Requirement
Scan the entries for the word "Distance" and report how many lines contain it, as a number with no other words.
*** Opening Material shown ***
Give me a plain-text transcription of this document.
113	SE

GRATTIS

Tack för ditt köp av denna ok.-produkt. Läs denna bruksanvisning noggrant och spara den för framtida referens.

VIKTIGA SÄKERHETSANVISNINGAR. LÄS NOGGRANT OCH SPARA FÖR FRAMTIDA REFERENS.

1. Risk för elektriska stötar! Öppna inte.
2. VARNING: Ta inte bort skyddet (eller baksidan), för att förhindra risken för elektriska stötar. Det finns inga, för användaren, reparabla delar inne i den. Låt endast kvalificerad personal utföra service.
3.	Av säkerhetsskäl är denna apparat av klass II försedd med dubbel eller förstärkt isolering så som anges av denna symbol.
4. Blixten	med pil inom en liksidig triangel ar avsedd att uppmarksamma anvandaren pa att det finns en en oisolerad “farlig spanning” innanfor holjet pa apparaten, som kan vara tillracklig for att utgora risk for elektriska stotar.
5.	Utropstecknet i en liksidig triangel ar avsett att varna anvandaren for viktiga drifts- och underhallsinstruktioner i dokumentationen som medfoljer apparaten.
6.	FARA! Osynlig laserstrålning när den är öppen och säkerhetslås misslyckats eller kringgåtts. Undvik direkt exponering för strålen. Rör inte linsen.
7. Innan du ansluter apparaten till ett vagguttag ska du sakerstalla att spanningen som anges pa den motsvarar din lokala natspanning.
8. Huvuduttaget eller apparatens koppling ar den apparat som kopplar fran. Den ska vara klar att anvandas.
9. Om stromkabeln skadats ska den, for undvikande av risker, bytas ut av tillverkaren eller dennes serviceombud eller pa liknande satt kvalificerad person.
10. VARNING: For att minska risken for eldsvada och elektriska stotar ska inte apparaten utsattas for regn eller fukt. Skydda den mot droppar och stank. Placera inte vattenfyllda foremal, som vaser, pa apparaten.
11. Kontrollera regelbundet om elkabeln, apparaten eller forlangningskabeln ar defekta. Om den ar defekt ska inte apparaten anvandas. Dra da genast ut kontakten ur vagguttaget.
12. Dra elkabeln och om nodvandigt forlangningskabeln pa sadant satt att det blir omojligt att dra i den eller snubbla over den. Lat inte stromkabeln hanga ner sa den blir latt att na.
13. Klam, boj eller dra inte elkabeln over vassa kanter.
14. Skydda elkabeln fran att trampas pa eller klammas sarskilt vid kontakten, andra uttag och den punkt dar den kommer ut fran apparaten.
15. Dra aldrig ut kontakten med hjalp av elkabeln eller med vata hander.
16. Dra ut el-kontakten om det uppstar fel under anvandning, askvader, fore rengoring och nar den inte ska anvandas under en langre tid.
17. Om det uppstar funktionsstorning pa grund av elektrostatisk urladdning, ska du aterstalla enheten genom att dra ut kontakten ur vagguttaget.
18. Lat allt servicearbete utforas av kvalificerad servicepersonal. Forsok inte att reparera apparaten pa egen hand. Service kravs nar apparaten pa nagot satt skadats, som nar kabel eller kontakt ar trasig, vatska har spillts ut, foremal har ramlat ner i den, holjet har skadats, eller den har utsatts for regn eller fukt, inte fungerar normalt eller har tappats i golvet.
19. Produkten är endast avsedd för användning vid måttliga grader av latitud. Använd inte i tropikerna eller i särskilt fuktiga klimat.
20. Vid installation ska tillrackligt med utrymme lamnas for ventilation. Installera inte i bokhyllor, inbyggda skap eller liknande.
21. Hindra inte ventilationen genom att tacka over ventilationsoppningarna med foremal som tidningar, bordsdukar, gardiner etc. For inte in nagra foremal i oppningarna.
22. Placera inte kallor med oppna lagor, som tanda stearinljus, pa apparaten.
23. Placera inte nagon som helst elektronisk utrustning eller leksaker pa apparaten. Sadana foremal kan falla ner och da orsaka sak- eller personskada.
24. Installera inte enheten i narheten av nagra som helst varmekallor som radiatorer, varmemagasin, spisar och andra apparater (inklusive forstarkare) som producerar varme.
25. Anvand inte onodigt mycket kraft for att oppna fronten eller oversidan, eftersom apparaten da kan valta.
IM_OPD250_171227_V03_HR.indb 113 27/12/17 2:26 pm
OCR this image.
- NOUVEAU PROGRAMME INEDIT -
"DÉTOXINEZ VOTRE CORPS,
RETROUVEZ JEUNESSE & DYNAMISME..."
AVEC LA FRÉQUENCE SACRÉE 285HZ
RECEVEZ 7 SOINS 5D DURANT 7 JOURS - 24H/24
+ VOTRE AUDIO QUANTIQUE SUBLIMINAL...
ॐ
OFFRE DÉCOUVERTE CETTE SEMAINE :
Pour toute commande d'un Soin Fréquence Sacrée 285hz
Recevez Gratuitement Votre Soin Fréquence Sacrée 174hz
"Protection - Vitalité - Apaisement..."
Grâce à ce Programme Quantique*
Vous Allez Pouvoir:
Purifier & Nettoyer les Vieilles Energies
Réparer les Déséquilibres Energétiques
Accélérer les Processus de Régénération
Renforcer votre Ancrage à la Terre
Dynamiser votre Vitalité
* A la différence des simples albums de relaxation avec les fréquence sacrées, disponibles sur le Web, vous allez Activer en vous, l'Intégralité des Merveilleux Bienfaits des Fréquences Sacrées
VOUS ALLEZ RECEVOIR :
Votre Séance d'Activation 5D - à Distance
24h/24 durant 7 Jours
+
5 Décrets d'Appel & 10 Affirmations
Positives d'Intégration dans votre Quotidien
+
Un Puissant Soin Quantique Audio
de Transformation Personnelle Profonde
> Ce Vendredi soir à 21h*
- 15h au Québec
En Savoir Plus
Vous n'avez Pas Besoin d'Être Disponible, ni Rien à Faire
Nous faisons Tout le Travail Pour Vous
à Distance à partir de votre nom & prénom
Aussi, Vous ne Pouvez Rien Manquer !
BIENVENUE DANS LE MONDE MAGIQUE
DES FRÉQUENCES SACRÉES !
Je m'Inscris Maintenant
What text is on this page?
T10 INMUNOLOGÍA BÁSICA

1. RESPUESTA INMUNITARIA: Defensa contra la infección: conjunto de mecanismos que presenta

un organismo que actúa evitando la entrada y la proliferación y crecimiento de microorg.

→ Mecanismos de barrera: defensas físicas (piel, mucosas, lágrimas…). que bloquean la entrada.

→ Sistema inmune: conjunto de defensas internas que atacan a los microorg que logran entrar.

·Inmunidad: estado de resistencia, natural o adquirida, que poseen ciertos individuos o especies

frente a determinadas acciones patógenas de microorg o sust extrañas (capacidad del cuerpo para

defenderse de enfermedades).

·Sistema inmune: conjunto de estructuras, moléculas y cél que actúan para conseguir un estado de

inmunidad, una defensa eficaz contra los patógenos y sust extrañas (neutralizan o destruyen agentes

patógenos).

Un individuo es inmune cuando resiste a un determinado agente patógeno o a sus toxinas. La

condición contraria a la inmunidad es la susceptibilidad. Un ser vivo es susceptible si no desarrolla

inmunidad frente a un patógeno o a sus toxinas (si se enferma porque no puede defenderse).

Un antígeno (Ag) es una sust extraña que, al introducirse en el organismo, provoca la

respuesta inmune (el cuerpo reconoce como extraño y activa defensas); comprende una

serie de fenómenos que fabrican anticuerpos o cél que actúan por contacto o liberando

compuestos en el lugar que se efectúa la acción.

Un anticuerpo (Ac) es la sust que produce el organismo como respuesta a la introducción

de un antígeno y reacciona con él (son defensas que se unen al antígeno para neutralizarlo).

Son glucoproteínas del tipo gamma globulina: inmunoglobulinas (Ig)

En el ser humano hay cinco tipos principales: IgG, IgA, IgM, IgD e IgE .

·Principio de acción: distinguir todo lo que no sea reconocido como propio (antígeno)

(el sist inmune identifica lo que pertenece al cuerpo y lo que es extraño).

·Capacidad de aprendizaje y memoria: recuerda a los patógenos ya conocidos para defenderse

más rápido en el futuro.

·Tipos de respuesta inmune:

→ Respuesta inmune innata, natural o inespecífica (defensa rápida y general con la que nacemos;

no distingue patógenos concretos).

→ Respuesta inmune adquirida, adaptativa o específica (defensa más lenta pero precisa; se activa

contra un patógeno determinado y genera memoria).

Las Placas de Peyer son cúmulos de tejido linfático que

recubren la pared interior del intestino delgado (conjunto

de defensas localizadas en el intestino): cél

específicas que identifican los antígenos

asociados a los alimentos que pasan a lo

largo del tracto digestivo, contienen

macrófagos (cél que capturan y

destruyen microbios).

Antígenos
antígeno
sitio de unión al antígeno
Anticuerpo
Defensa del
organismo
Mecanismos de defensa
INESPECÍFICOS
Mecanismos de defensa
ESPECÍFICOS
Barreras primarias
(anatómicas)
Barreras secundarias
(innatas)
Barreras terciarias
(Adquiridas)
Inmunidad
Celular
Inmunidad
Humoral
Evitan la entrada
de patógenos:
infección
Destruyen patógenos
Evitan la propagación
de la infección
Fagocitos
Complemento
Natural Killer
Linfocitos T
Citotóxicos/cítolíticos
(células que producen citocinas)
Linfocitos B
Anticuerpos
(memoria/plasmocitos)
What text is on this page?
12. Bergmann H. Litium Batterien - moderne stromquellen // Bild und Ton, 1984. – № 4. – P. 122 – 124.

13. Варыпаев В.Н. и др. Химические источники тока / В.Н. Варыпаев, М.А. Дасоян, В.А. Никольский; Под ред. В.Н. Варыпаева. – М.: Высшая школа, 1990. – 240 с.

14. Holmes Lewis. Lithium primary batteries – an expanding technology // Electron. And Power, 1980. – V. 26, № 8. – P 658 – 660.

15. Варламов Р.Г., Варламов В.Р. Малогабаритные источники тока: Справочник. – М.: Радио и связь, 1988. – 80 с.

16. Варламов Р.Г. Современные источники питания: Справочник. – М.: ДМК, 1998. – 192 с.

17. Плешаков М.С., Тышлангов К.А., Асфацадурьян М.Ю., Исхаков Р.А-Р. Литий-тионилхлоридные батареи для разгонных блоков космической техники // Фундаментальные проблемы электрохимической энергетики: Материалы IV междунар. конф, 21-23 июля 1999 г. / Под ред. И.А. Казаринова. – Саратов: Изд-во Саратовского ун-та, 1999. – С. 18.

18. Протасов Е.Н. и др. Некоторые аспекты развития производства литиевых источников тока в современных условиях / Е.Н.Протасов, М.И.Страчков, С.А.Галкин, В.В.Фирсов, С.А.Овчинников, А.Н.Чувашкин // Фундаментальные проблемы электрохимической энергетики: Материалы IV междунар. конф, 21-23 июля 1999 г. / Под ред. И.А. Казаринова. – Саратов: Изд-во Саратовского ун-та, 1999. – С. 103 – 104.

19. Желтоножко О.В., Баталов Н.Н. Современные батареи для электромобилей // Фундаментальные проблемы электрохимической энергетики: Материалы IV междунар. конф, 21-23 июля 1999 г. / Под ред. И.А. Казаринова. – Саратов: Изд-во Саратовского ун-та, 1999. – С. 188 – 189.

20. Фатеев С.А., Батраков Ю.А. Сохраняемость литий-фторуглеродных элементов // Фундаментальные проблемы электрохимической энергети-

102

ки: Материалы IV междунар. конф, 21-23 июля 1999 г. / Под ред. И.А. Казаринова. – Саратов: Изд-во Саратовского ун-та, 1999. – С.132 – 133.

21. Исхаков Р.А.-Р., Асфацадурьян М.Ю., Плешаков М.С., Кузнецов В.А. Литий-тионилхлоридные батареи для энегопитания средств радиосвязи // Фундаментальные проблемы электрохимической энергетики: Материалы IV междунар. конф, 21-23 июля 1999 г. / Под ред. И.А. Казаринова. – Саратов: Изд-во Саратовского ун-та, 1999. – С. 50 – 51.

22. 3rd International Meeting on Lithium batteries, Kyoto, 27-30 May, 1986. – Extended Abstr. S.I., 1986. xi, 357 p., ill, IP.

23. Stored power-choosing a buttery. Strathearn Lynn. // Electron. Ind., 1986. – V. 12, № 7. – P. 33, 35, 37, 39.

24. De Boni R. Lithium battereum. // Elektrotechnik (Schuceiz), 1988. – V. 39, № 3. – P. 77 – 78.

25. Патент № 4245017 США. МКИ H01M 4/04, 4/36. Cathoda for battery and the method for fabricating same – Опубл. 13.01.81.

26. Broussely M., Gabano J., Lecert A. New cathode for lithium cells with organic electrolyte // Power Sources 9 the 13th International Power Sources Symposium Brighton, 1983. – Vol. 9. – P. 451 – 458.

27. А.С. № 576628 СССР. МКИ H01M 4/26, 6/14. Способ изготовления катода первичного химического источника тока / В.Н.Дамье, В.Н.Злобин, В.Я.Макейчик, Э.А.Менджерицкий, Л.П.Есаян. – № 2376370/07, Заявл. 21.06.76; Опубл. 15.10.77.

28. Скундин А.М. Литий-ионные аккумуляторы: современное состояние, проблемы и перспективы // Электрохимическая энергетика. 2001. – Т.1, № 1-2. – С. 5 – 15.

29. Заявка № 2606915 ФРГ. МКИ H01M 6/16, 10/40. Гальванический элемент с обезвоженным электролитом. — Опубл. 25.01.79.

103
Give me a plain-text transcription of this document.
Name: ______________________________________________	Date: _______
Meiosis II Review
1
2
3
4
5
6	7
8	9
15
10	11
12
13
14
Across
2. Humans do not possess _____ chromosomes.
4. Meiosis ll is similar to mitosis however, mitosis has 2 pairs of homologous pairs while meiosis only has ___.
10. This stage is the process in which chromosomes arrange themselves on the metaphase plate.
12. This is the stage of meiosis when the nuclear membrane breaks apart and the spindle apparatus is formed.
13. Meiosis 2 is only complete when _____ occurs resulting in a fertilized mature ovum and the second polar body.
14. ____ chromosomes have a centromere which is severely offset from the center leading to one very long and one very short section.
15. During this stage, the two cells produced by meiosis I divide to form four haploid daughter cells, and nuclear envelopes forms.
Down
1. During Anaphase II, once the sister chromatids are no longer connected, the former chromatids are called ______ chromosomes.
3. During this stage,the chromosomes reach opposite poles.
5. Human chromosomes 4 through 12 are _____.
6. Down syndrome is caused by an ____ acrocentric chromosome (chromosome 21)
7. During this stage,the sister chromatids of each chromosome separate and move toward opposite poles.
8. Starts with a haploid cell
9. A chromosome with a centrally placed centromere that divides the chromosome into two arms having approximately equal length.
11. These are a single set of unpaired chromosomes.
*** Closing Material shown ***
Solution to this problem
2